*WORK TO DO*.
Review the listing and copy each line that holds the word "address".

'''

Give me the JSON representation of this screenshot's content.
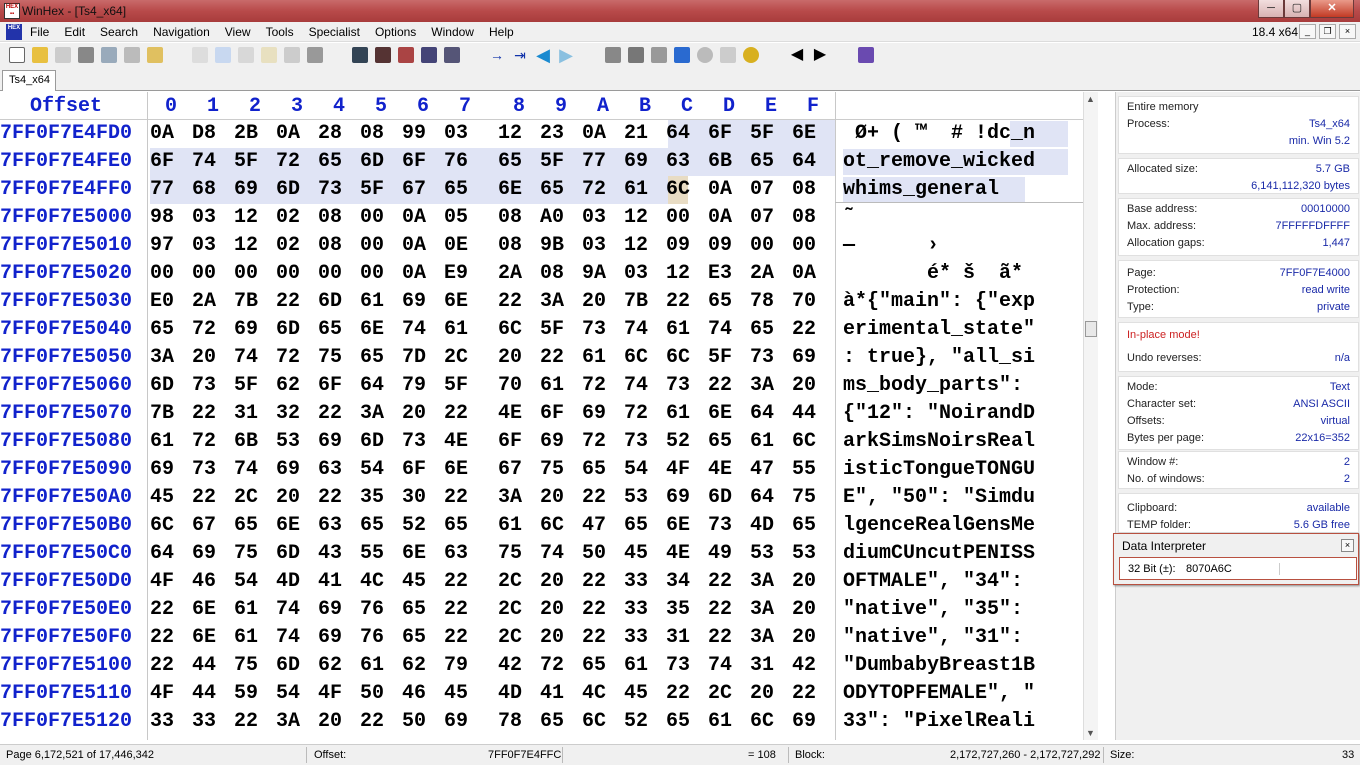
{
  "window": {
    "title": "WinHex - [Ts4_x64]",
    "min_glyph": "─",
    "max_glyph": "▢",
    "close_glyph": "✕"
  },
  "menu": {
    "items": [
      "File",
      "Edit",
      "Search",
      "Navigation",
      "View",
      "Tools",
      "Specialist",
      "Options",
      "Window",
      "Help"
    ],
    "zoom": "18.4 x64",
    "mdi": [
      "_",
      "❐",
      "×"
    ]
  },
  "tab": {
    "label": "Ts4_x64"
  },
  "hex": {
    "offset_header": "Offset",
    "columns": [
      "0",
      "1",
      "2",
      "3",
      "4",
      "5",
      "6",
      "7",
      "8",
      "9",
      "A",
      "B",
      "C",
      "D",
      "E",
      "F"
    ],
    "rows": [
      {
        "addr": "7FF0F7E4FD0",
        "bytes": [
          "0A",
          "D8",
          "2B",
          "0A",
          "28",
          "08",
          "99",
          "03",
          "12",
          "23",
          "0A",
          "21",
          "64",
          "6F",
          "5F",
          "6E"
        ],
        "text": " Ø+ ( ™  # !dc_n"
      },
      {
        "addr": "7FF0F7E4FE0",
        "bytes": [
          "6F",
          "74",
          "5F",
          "72",
          "65",
          "6D",
          "6F",
          "76",
          "65",
          "5F",
          "77",
          "69",
          "63",
          "6B",
          "65",
          "64"
        ],
        "text": "ot_remove_wicked"
      },
      {
        "addr": "7FF0F7E4FF0",
        "bytes": [
          "77",
          "68",
          "69",
          "6D",
          "73",
          "5F",
          "67",
          "65",
          "6E",
          "65",
          "72",
          "61",
          "6C",
          "0A",
          "07",
          "08"
        ],
        "text": "whims_general"
      },
      {
        "addr": "7FF0F7E5000",
        "bytes": [
          "98",
          "03",
          "12",
          "02",
          "08",
          "00",
          "0A",
          "05",
          "08",
          "A0",
          "03",
          "12",
          "00",
          "0A",
          "07",
          "08"
        ],
        "text": "˜"
      },
      {
        "addr": "7FF0F7E5010",
        "bytes": [
          "97",
          "03",
          "12",
          "02",
          "08",
          "00",
          "0A",
          "0E",
          "08",
          "9B",
          "03",
          "12",
          "09",
          "09",
          "00",
          "00"
        ],
        "text": "—      ›"
      },
      {
        "addr": "7FF0F7E5020",
        "bytes": [
          "00",
          "00",
          "00",
          "00",
          "00",
          "00",
          "0A",
          "E9",
          "2A",
          "08",
          "9A",
          "03",
          "12",
          "E3",
          "2A",
          "0A"
        ],
        "text": "       é* š  ã*"
      },
      {
        "addr": "7FF0F7E5030",
        "bytes": [
          "E0",
          "2A",
          "7B",
          "22",
          "6D",
          "61",
          "69",
          "6E",
          "22",
          "3A",
          "20",
          "7B",
          "22",
          "65",
          "78",
          "70"
        ],
        "text": "à*{\"main\": {\"exp"
      },
      {
        "addr": "7FF0F7E5040",
        "bytes": [
          "65",
          "72",
          "69",
          "6D",
          "65",
          "6E",
          "74",
          "61",
          "6C",
          "5F",
          "73",
          "74",
          "61",
          "74",
          "65",
          "22"
        ],
        "text": "erimental_state\""
      },
      {
        "addr": "7FF0F7E5050",
        "bytes": [
          "3A",
          "20",
          "74",
          "72",
          "75",
          "65",
          "7D",
          "2C",
          "20",
          "22",
          "61",
          "6C",
          "6C",
          "5F",
          "73",
          "69"
        ],
        "text": ": true}, \"all_si"
      },
      {
        "addr": "7FF0F7E5060",
        "bytes": [
          "6D",
          "73",
          "5F",
          "62",
          "6F",
          "64",
          "79",
          "5F",
          "70",
          "61",
          "72",
          "74",
          "73",
          "22",
          "3A",
          "20"
        ],
        "text": "ms_body_parts\": "
      },
      {
        "addr": "7FF0F7E5070",
        "bytes": [
          "7B",
          "22",
          "31",
          "32",
          "22",
          "3A",
          "20",
          "22",
          "4E",
          "6F",
          "69",
          "72",
          "61",
          "6E",
          "64",
          "44"
        ],
        "text": "{\"12\": \"NoirandD"
      },
      {
        "addr": "7FF0F7E5080",
        "bytes": [
          "61",
          "72",
          "6B",
          "53",
          "69",
          "6D",
          "73",
          "4E",
          "6F",
          "69",
          "72",
          "73",
          "52",
          "65",
          "61",
          "6C"
        ],
        "text": "arkSimsNoirsReal"
      },
      {
        "addr": "7FF0F7E5090",
        "bytes": [
          "69",
          "73",
          "74",
          "69",
          "63",
          "54",
          "6F",
          "6E",
          "67",
          "75",
          "65",
          "54",
          "4F",
          "4E",
          "47",
          "55"
        ],
        "text": "isticTongueTONGU"
      },
      {
        "addr": "7FF0F7E50A0",
        "bytes": [
          "45",
          "22",
          "2C",
          "20",
          "22",
          "35",
          "30",
          "22",
          "3A",
          "20",
          "22",
          "53",
          "69",
          "6D",
          "64",
          "75"
        ],
        "text": "E\", \"50\": \"Simdu"
      },
      {
        "addr": "7FF0F7E50B0",
        "bytes": [
          "6C",
          "67",
          "65",
          "6E",
          "63",
          "65",
          "52",
          "65",
          "61",
          "6C",
          "47",
          "65",
          "6E",
          "73",
          "4D",
          "65"
        ],
        "text": "lgenceRealGensMe"
      },
      {
        "addr": "7FF0F7E50C0",
        "bytes": [
          "64",
          "69",
          "75",
          "6D",
          "43",
          "55",
          "6E",
          "63",
          "75",
          "74",
          "50",
          "45",
          "4E",
          "49",
          "53",
          "53"
        ],
        "text": "diumCUncutPENISS"
      },
      {
        "addr": "7FF0F7E50D0",
        "bytes": [
          "4F",
          "46",
          "54",
          "4D",
          "41",
          "4C",
          "45",
          "22",
          "2C",
          "20",
          "22",
          "33",
          "34",
          "22",
          "3A",
          "20"
        ],
        "text": "OFTMALE\", \"34\": "
      },
      {
        "addr": "7FF0F7E50E0",
        "bytes": [
          "22",
          "6E",
          "61",
          "74",
          "69",
          "76",
          "65",
          "22",
          "2C",
          "20",
          "22",
          "33",
          "35",
          "22",
          "3A",
          "20"
        ],
        "text": "\"native\", \"35\": "
      },
      {
        "addr": "7FF0F7E50F0",
        "bytes": [
          "22",
          "6E",
          "61",
          "74",
          "69",
          "76",
          "65",
          "22",
          "2C",
          "20",
          "22",
          "33",
          "31",
          "22",
          "3A",
          "20"
        ],
        "text": "\"native\", \"31\": "
      },
      {
        "addr": "7FF0F7E5100",
        "bytes": [
          "22",
          "44",
          "75",
          "6D",
          "62",
          "61",
          "62",
          "79",
          "42",
          "72",
          "65",
          "61",
          "73",
          "74",
          "31",
          "42"
        ],
        "text": "\"DumbabyBreast1B"
      },
      {
        "addr": "7FF0F7E5110",
        "bytes": [
          "4F",
          "44",
          "59",
          "54",
          "4F",
          "50",
          "46",
          "45",
          "4D",
          "41",
          "4C",
          "45",
          "22",
          "2C",
          "20",
          "22"
        ],
        "text": "ODYTOPFEMALE\", \""
      },
      {
        "addr": "7FF0F7E5120",
        "bytes": [
          "33",
          "33",
          "22",
          "3A",
          "20",
          "22",
          "50",
          "69",
          "78",
          "65",
          "6C",
          "52",
          "65",
          "61",
          "6C",
          "69"
        ],
        "text": "33\": \"PixelReali"
      }
    ]
  },
  "info": {
    "entire_memory": "Entire memory",
    "process_label": "Process:",
    "process_value": "Ts4_x64",
    "process_os": "min. Win 5.2",
    "allocated_label": "Allocated size:",
    "allocated_value": "5.7 GB",
    "allocated_bytes": "6,141,112,320 bytes",
    "base_label": "Base address:",
    "base_value": "00010000",
    "max_label": "Max. address:",
    "max_value": "7FFFFFDFFFF",
    "gaps_label": "Allocation gaps:",
    "gaps_value": "1,447",
    "page_label": "Page:",
    "page_value": "7FF0F7E4000",
    "prot_label": "Protection:",
    "prot_value": "read write",
    "type_label": "Type:",
    "type_value": "private",
    "inplace": "In-place mode!",
    "undo_label": "Undo reverses:",
    "undo_value": "n/a",
    "mode_label": "Mode:",
    "mode_value": "Text",
    "charset_label": "Character set:",
    "charset_value": "ANSI ASCII",
    "offsets_label": "Offsets:",
    "offsets_value": "virtual",
    "bpp_label": "Bytes per page:",
    "bpp_value": "22x16=352",
    "win_label": "Window #:",
    "win_value": "2",
    "nwin_label": "No. of windows:",
    "nwin_value": "2",
    "clip_label": "Clipboard:",
    "clip_value": "available",
    "temp_label": "TEMP folder:",
    "temp_value": "5.6 GB free"
  },
  "interpreter": {
    "title": "Data Interpreter",
    "label": "32 Bit (±):",
    "value": "8070A6C",
    "close": "×"
  },
  "status": {
    "page": "Page 6,172,521 of 17,446,342",
    "offset_label": "Offset:",
    "offset_value": "7FF0F7E4FFC",
    "eq": "= 108",
    "block_label": "Block:",
    "block_value": "2,172,727,260 - 2,172,727,292",
    "size_label": "Size:",
    "size_value": "33"
  },
  "colors": {
    "accent_blue": "#1122cc",
    "selection": "#e0e4f5",
    "title_red": "#b84a4a",
    "inplace_red": "#cc2222"
  }
}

'''

*TASK OUTPUT*.
    "base_label": "Base address:",
    "max_label": "Max. address:",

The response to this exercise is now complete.